/---

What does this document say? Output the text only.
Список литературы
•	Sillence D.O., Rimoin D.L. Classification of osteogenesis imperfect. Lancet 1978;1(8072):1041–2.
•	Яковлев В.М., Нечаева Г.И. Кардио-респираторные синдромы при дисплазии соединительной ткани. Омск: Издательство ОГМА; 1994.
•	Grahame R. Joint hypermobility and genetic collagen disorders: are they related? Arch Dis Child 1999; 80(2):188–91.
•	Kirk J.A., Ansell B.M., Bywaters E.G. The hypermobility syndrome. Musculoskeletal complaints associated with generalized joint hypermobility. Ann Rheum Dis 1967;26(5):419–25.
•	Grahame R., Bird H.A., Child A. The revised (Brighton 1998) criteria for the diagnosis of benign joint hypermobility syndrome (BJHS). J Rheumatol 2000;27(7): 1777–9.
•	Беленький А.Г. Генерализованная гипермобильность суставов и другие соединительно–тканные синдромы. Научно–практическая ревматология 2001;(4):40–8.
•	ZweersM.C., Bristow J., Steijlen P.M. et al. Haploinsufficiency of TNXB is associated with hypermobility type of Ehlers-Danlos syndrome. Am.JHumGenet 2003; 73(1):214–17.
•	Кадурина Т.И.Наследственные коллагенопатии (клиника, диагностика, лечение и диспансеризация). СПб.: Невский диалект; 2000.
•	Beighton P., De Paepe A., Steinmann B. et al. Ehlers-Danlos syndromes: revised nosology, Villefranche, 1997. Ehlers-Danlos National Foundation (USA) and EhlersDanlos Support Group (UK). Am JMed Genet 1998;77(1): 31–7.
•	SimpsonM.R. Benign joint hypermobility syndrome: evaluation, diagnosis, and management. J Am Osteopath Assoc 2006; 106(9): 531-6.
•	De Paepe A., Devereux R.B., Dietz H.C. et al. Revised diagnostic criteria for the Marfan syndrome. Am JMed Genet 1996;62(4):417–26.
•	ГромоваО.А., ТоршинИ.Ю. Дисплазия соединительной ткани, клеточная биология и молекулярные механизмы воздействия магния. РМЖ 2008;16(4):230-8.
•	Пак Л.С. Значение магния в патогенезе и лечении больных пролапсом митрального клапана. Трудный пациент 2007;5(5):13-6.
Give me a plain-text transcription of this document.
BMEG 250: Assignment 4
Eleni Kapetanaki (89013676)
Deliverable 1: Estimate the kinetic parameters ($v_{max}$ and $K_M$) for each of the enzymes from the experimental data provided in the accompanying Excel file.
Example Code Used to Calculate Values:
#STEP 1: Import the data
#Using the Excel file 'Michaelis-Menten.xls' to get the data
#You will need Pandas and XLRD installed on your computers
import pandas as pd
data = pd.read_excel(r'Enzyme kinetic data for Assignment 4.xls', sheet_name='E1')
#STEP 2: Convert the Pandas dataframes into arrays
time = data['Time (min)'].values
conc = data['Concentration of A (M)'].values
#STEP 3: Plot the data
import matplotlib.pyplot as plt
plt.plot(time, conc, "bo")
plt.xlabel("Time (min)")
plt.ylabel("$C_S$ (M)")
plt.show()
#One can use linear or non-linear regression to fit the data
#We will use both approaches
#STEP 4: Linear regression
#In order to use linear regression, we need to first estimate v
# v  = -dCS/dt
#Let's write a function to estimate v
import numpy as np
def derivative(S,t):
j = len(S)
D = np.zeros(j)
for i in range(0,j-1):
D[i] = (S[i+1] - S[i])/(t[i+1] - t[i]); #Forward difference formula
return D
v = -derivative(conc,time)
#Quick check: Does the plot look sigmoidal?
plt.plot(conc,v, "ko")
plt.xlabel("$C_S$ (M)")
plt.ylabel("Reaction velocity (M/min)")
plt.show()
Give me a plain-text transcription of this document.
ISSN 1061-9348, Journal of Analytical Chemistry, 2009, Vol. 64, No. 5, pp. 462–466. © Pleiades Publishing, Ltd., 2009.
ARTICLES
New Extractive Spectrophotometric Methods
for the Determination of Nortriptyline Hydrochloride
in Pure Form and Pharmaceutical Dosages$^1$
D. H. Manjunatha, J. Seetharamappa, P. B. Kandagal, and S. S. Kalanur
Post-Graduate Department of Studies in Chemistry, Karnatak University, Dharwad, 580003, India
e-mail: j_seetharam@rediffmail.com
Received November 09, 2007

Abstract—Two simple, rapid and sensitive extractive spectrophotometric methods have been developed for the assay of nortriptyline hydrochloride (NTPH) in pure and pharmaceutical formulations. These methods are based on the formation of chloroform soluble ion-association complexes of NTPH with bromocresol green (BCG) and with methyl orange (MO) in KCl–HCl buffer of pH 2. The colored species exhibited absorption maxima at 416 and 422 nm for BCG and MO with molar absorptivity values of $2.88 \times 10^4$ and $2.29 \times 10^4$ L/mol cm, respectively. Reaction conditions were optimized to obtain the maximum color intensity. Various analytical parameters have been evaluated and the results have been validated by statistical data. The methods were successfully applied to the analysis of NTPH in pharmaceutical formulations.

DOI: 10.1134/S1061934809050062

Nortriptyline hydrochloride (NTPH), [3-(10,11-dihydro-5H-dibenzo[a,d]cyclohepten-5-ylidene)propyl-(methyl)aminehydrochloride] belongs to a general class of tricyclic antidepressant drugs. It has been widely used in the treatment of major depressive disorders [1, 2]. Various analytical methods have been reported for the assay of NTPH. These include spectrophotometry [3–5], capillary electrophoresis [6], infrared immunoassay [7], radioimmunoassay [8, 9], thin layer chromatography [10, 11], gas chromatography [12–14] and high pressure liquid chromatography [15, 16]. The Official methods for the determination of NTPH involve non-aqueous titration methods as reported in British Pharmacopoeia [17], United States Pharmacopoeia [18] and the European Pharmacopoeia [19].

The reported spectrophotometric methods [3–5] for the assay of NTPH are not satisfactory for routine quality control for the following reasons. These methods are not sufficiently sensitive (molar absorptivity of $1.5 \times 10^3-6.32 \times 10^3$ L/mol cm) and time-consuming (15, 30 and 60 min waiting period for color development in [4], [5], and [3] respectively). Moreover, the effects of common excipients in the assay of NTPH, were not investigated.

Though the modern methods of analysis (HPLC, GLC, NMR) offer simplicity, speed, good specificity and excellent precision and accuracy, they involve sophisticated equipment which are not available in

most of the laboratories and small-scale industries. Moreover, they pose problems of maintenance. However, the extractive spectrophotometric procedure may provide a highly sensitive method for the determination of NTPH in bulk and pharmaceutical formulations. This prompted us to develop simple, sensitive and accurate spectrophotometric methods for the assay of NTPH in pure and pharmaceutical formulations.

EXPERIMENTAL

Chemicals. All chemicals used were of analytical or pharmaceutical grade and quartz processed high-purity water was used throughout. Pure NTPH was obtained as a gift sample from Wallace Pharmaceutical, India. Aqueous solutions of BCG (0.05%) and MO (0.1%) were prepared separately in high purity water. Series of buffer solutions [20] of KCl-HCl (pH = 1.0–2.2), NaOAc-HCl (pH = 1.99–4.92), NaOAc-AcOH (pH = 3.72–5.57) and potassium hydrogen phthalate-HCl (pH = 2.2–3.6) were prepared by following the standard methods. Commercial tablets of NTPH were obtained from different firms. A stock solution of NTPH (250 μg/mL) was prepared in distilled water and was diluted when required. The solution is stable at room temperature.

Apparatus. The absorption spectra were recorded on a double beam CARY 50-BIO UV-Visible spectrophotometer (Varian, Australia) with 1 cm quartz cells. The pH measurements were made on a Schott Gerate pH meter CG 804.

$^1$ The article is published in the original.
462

\---

Nothing may be omitted; retype every record exactly.

What does this document say? Output the text only.
Список литературы
•	Sillence D.O., Rimoin D.L. Classification of osteogenesis imperfect. Lancet 1978;1(8072):1041–2.
•	Яковлев В.М., Нечаева Г.И. Кардио-респираторные синдромы при дисплазии соединительной ткани. Омск: Издательство ОГМА; 1994.
•	Grahame R. Joint hypermobility and genetic collagen disorders: are they related? Arch Dis Child 1999; 80(2):188–91.
•	Kirk J.A., Ansell B.M., Bywaters E.G. The hypermobility syndrome. Musculoskeletal complaints associated with generalized joint hypermobility. Ann Rheum Dis 1967;26(5):419–25.
•	Grahame R., Bird H.A., Child A. The revised (Brighton 1998) criteria for the diagnosis of benign joint hypermobility syndrome (BJHS). J Rheumatol 2000;27(7): 1777–9.
•	Беленький А.Г. Генерализованная гипермобильность суставов и другие соединительно–тканные синдромы. Научно–практическая ревматология 2001;(4):40–8.
•	ZweersM.C., Bristow J., Steijlen P.M. et al. Haploinsufficiency of TNXB is associated with hypermobility type of Ehlers-Danlos syndrome. Am.JHumGenet 2003; 73(1):214–17.
•	Кадурина Т.И.Наследственные коллагенопатии (клиника, диагностика, лечение и диспансеризация). СПб.: Невский диалект; 2000.
•	Beighton P., De Paepe A., Steinmann B. et al. Ehlers-Danlos syndromes: revised nosology, Villefranche, 1997. Ehlers-Danlos National Foundation (USA) and EhlersDanlos Support Group (UK). Am JMed Genet 1998;77(1): 31–7.
•	SimpsonM.R. Benign joint hypermobility syndrome: evaluation, diagnosis, and management. J Am Osteopath Assoc 2006; 106(9): 531-6.
•	De Paepe A., Devereux R.B., Dietz H.C. et al. Revised diagnostic criteria for the Marfan syndrome. Am JMed Genet 1996;62(4):417–26.
•	ГромоваО.А., ТоршинИ.Ю. Дисплазия соединительной ткани, клеточная биология и молекулярные механизмы воздействия магния. РМЖ 2008;16(4):230-8.
•	Пак Л.С. Значение магния в патогенезе и лечении больных пролапсом митрального клапана. Трудный пациент 2007;5(5):13-6.
Give me a plain-text transcription of this document.
BMEG 250: Assignment 4
Eleni Kapetanaki (89013676)
Deliverable 1: Estimate the kinetic parameters ($v_{max}$ and $K_M$) for each of the enzymes from the experimental data provided in the accompanying Excel file.
Example Code Used to Calculate Values:
#STEP 1: Import the data
#Using the Excel file 'Michaelis-Menten.xls' to get the data
#You will need Pandas and XLRD installed on your computers
import pandas as pd
data = pd.read_excel(r'Enzyme kinetic data for Assignment 4.xls', sheet_name='E1')
#STEP 2: Convert the Pandas dataframes into arrays
time = data['Time (min)'].values
conc = data['Concentration of A (M)'].values
#STEP 3: Plot the data
import matplotlib.pyplot as plt
plt.plot(time, conc, "bo")
plt.xlabel("Time (min)")
plt.ylabel("$C_S$ (M)")
plt.show()
#One can use linear or non-linear regression to fit the data
#We will use both approaches
#STEP 4: Linear regression
#In order to use linear regression, we need to first estimate v
# v  = -dCS/dt
#Let's write a function to estimate v
import numpy as np
def derivative(S,t):
j = len(S)
D = np.zeros(j)
for i in range(0,j-1):
D[i] = (S[i+1] - S[i])/(t[i+1] - t[i]); #Forward difference formula
return D
v = -derivative(conc,time)
#Quick check: Does the plot look sigmoidal?
plt.plot(conc,v, "ko")
plt.xlabel("$C_S$ (M)")
plt.ylabel("Reaction velocity (M/min)")
plt.show()
Give me a plain-text transcription of this document.
ISSN 1061-9348, Journal of Analytical Chemistry, 2009, Vol. 64, No. 5, pp. 462–466. © Pleiades Publishing, Ltd., 2009.
ARTICLES
New Extractive Spectrophotometric Methods
for the Determination of Nortriptyline Hydrochloride
in Pure Form and Pharmaceutical Dosages$^1$
D. H. Manjunatha, J. Seetharamappa, P. B. Kandagal, and S. S. Kalanur
Post-Graduate Department of Studies in Chemistry, Karnatak University, Dharwad, 580003, India
e-mail: j_seetharam@rediffmail.com
Received November 09, 2007

Abstract—Two simple, rapid and sensitive extractive spectrophotometric methods have been developed for the assay of nortriptyline hydrochloride (NTPH) in pure and pharmaceutical formulations. These methods are based on the formation of chloroform soluble ion-association complexes of NTPH with bromocresol green (BCG) and with methyl orange (MO) in KCl–HCl buffer of pH 2. The colored species exhibited absorption maxima at 416 and 422 nm for BCG and MO with molar absorptivity values of $2.88 \times 10^4$ and $2.29 \times 10^4$ L/mol cm, respectively. Reaction conditions were optimized to obtain the maximum color intensity. Various analytical parameters have been evaluated and the results have been validated by statistical data. The methods were successfully applied to the analysis of NTPH in pharmaceutical formulations.

DOI: 10.1134/S1061934809050062

Nortriptyline hydrochloride (NTPH), [3-(10,11-dihydro-5H-dibenzo[a,d]cyclohepten-5-ylidene)propyl-(methyl)aminehydrochloride] belongs to a general class of tricyclic antidepressant drugs. It has been widely used in the treatment of major depressive disorders [1, 2]. Various analytical methods have been reported for the assay of NTPH. These include spectrophotometry [3–5], capillary electrophoresis [6], infrared immunoassay [7], radioimmunoassay [8, 9], thin layer chromatography [10, 11], gas chromatography [12–14] and high pressure liquid chromatography [15, 16]. The Official methods for the determination of NTPH involve non-aqueous titration methods as reported in British Pharmacopoeia [17], United States Pharmacopoeia [18] and the European Pharmacopoeia [19].

The reported spectrophotometric methods [3–5] for the assay of NTPH are not satisfactory for routine quality control for the following reasons. These methods are not sufficiently sensitive (molar absorptivity of $1.5 \times 10^3-6.32 \times 10^3$ L/mol cm) and time-consuming (15, 30 and 60 min waiting period for color development in [4], [5], and [3] respectively). Moreover, the effects of common excipients in the assay of NTPH, were not investigated.

Though the modern methods of analysis (HPLC, GLC, NMR) offer simplicity, speed, good specificity and excellent precision and accuracy, they involve sophisticated equipment which are not available in

most of the laboratories and small-scale industries. Moreover, they pose problems of maintenance. However, the extractive spectrophotometric procedure may provide a highly sensitive method for the determination of NTPH in bulk and pharmaceutical formulations. This prompted us to develop simple, sensitive and accurate spectrophotometric methods for the assay of NTPH in pure and pharmaceutical formulations.

EXPERIMENTAL

Chemicals. All chemicals used were of analytical or pharmaceutical grade and quartz processed high-purity water was used throughout. Pure NTPH was obtained as a gift sample from Wallace Pharmaceutical, India. Aqueous solutions of BCG (0.05%) and MO (0.1%) were prepared separately in high purity water. Series of buffer solutions [20] of KCl-HCl (pH = 1.0–2.2), NaOAc-HCl (pH = 1.99–4.92), NaOAc-AcOH (pH = 3.72–5.57) and potassium hydrogen phthalate-HCl (pH = 2.2–3.6) were prepared by following the standard methods. Commercial tablets of NTPH were obtained from different firms. A stock solution of NTPH (250 μg/mL) was prepared in distilled water and was diluted when required. The solution is stable at room temperature.

Apparatus. The absorption spectra were recorded on a double beam CARY 50-BIO UV-Visible spectrophotometer (Varian, Australia) with 1 cm quartz cells. The pH measurements were made on a Schott Gerate pH meter CG 804.

$^1$ The article is published in the original.
462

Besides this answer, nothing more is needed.